Liebe Kolleginnen und Kollegen!
Die GRÜNE-Fraktion ist erfreut, dass der Landtag auf Antrag der Koalition heute ein wichtiges und weichenstellendes Thema diskutiert. Mit dem Thema "Männer in Kitas" beginnen die Fraktionen der CDU-geführten Koalition Geschlechterfragen endlich als politisches Thema ernst zu nehmen. Das ist ein kleiner Fortschritt – sind Sie bisher bei Debatten wie etwa unseren Großen Anfragen zur Lage der Männer oder jüngst zu nicht-heterosexuellen Lebensweisen wie den Anhörungen zu Geschlechterpolitik und Gleichstellungsfragen über flapsige Kommentare und schiere Unkenntnis nicht hinausgekommen. Gratulation!
Sie aus der CDU hatten in 21 Jahren Regierungstätigkeit schon viel Zeit und Möglichkeiten, um für die Gleichstellung der Frauen auf vielen verschiedenen Ebenen im Land zu arbeiten – sind aber bisher weder durch spürbares Engagement noch politische Ergebnisse aufgefallen.

========

▶ **AUFGABEN**
1. Wie viele Jahre Regierungstätigkeit schreibt die Rede über Männer in Kitas der CDU zu?
2. Gib aus der Rede über Männer in Kitas alles von "Sie aus der" bis hinunter zu "politische Ergebnisse aufgefallen." wortgetreu wieder.
3. Führe die Rede über Männer in Kitas im Anschluss an ihren letzten Satz weiter.

▶ **BEREITGESTELLTE DATEN**
========

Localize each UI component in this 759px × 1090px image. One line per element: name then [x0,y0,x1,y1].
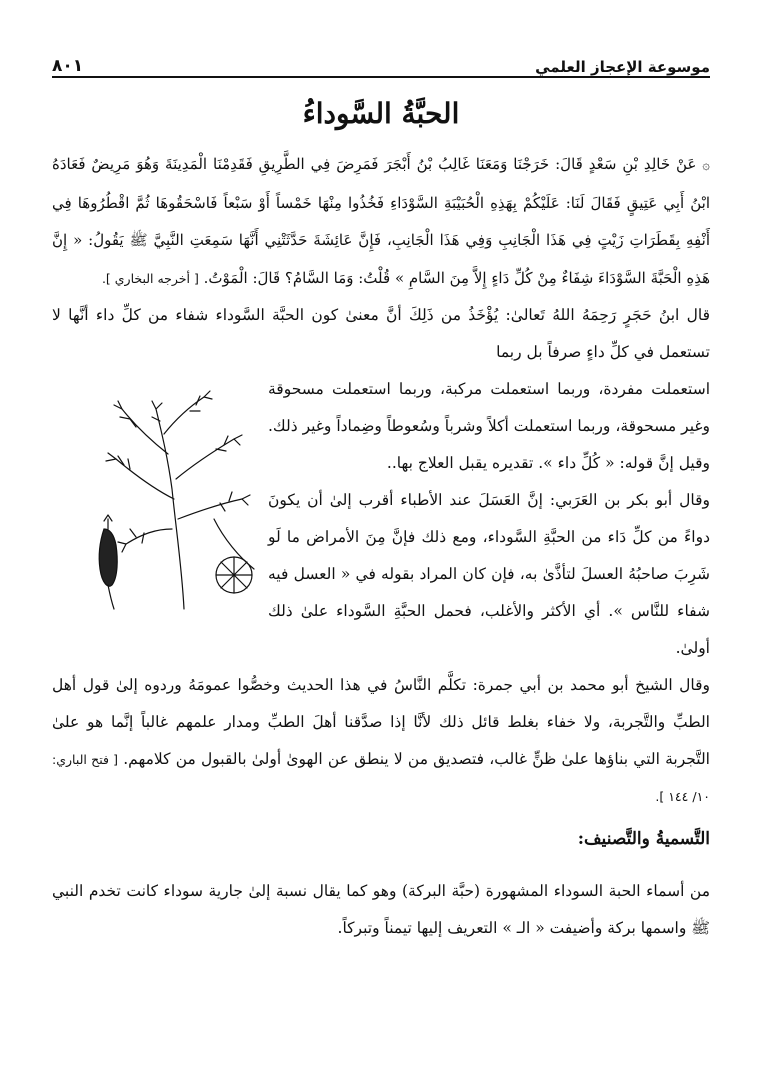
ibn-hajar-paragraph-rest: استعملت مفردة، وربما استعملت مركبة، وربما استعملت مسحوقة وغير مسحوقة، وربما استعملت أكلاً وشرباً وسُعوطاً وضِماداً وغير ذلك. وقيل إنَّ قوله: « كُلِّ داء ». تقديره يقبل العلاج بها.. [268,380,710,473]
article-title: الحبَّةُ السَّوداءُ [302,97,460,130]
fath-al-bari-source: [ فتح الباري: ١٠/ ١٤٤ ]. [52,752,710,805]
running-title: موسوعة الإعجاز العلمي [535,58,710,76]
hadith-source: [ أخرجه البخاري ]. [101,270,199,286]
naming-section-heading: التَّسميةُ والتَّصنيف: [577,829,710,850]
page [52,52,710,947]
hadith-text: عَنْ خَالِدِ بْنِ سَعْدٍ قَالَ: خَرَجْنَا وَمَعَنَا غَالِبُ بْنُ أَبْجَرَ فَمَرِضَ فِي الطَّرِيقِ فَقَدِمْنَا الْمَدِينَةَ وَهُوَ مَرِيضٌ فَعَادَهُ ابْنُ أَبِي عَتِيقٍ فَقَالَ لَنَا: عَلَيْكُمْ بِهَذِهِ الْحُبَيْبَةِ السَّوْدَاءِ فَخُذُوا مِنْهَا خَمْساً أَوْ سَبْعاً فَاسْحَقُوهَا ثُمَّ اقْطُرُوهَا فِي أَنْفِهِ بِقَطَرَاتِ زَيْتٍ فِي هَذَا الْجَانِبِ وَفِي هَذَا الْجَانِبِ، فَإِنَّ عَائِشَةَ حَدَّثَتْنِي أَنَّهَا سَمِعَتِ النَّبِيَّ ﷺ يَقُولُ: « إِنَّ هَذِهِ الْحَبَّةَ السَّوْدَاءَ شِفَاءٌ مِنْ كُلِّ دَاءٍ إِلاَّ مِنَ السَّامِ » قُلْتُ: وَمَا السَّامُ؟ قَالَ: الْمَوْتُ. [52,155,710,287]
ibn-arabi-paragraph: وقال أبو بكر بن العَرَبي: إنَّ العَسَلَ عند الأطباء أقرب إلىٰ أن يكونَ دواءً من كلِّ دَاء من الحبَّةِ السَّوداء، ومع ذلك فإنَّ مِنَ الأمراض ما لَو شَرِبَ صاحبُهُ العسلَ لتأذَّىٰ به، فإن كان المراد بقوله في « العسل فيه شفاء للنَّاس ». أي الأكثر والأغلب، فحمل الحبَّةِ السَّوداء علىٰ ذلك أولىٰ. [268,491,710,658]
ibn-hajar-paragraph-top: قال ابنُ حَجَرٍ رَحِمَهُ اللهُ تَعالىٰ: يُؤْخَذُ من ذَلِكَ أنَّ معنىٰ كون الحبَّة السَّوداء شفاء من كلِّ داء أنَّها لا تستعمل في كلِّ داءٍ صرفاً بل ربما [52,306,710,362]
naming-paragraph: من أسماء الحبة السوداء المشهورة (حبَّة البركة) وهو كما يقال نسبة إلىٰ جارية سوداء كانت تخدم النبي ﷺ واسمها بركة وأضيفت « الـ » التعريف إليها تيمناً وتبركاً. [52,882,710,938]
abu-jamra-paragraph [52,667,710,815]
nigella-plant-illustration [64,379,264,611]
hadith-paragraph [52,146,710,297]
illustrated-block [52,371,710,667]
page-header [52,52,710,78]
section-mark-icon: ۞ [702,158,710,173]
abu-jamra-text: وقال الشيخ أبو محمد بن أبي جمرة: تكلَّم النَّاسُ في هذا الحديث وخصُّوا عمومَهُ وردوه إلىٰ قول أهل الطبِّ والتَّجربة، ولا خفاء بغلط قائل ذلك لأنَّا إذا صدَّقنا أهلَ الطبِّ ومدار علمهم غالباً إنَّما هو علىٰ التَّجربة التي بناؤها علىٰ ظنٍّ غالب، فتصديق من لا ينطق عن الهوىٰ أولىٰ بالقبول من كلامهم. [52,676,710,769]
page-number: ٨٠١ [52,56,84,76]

========

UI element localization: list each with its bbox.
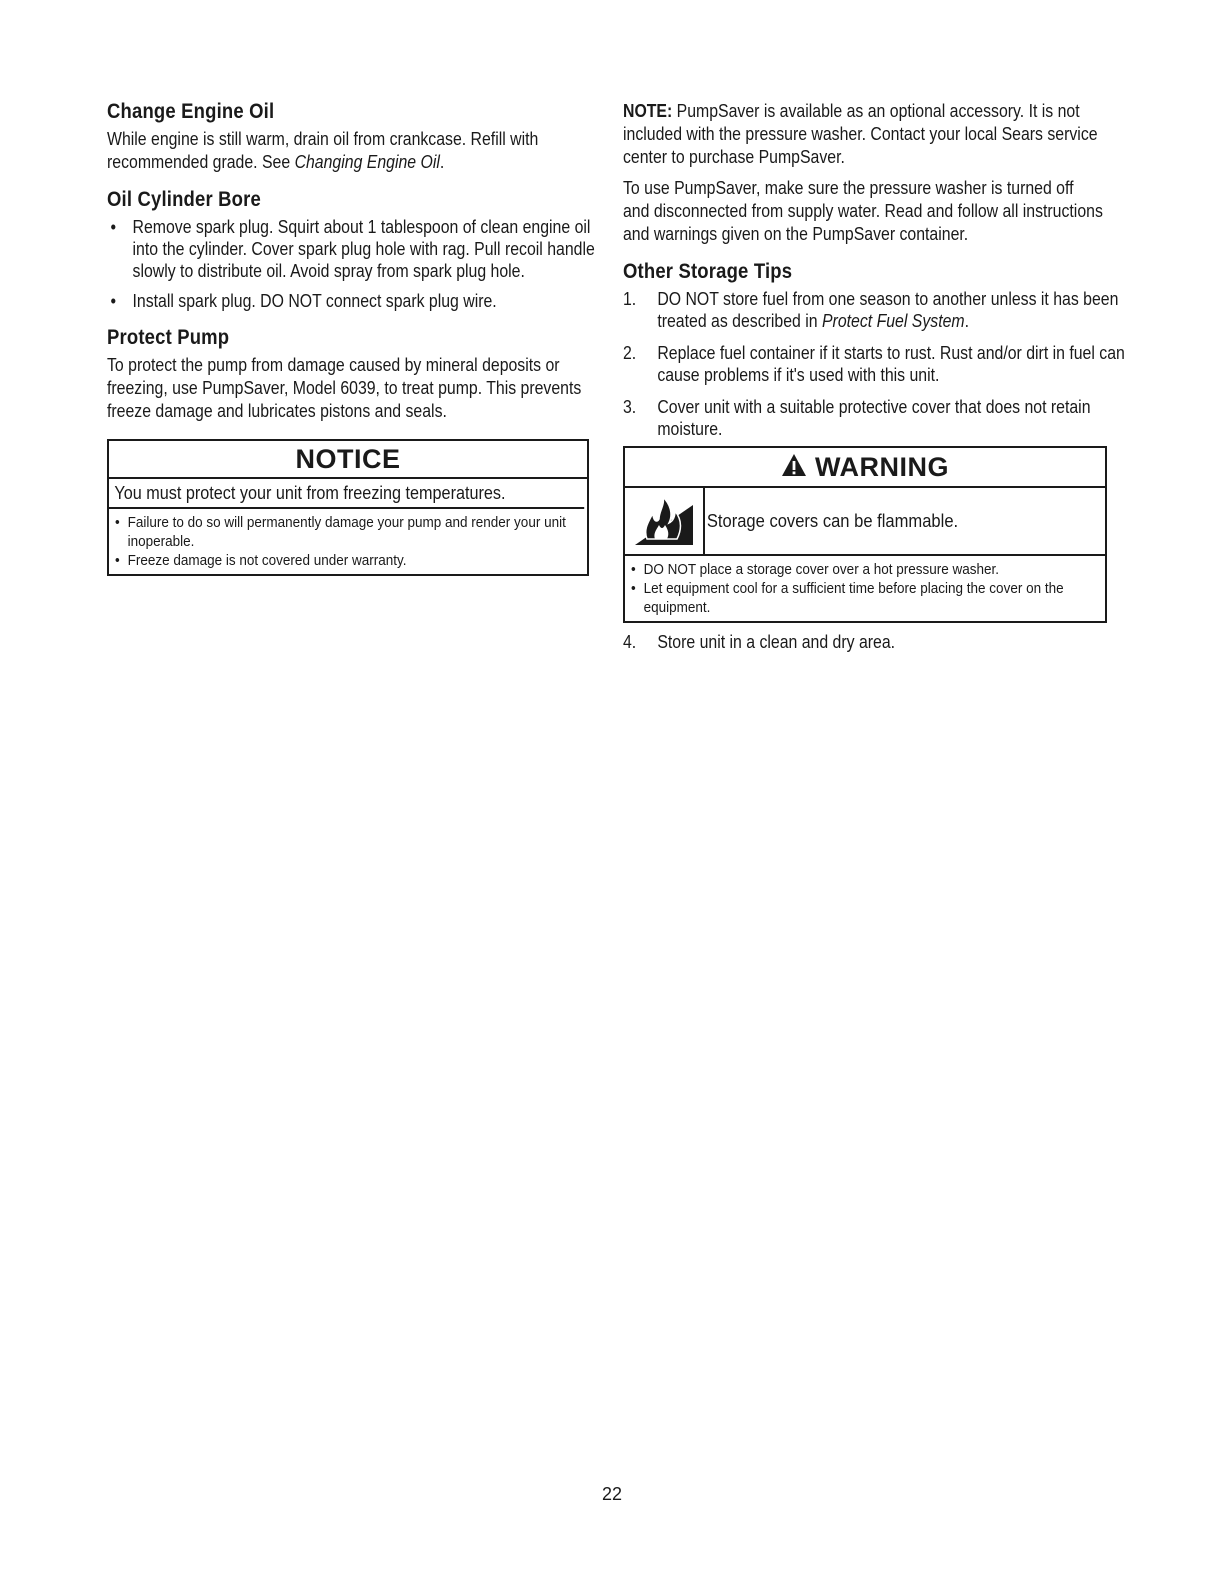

========

▶ **ANTWORTEN**
1. Der CDU werden 21 Jahre Regierungstätigkeit zugeschrieben.

2.
Sie aus der CDU hatten in 21 Jahren Regierungstätigkeit schon viel Zeit und Möglichkeiten, um für die Gleichstellung der Frauen auf vielen verschiedenen Ebenen im Land zu arbeiten – sind aber bisher weder durch spürbares Engagement noch politische Ergebnisse aufgefallen.

3.
Nun fangen Sie bei den benachteiligten Jungs und den Männern in Kitas an. Das macht den Eindruck, dass sie erst dann geschlechterpolitisch aufmerksamer werden, wenn die gewohnten Verhältnisse ins Wanken geraten. Ja: es ist Tatsache, dass Jungs längst zu einer Problemgruppe geworden sind. Das Mädchen vom Lande, das noch in den 60er Jahren die Benachteiligung des weiblichen Geschlechts bei Karrierechancen und Einkommen besonders zeigte, ist heute dem Jungen aus großstädtischen Familien mit Migrationshintergrund oder wenig Einkommen gewichen. Jungen stellen zwei Drittel der Förderschüler und der Schüler ohne Abschluss – und diese Zustände sind erschreckend.
Das Aufwachsen des männlichen Geschlechts ist heute vielfach problematisch geworden, weil Selbstverständlichkeiten infrage gestellt werden. Wann ist ein Mann ein Mann? Darauf gibt es längst keine eindeutige Antwort mehr. Die moderne Gesellschaft verlangt mehr Einfühlungsvermögen und Kommunikationsfähigkeit und weniger die herkömmlichen Männer-Stärken. Viele klassisch männlich zugeschriebene Berufe nehmen in ihrer Bedeutung ab. Feste Zuschreibungen wie sich Männer und Frauen im Alltag verhalten, lösen sich auf. Und das ist gut so: Lebensentwürfe und Rollenverständnisse werden so wählbar und vielfältig.
Wie wir uns als Frau, als Mann und überhaupt geschlechtlich verstehen, wird sehr früh geprägt. Kindertageseinrichtungen sind dafür ein wichtiger Ort. Deshalb ist es sehr wichtig, hier besonders auf geschlechtssensible Pädagogik zu achten – und auch darauf, dass beide Geschlechter vertreten sind.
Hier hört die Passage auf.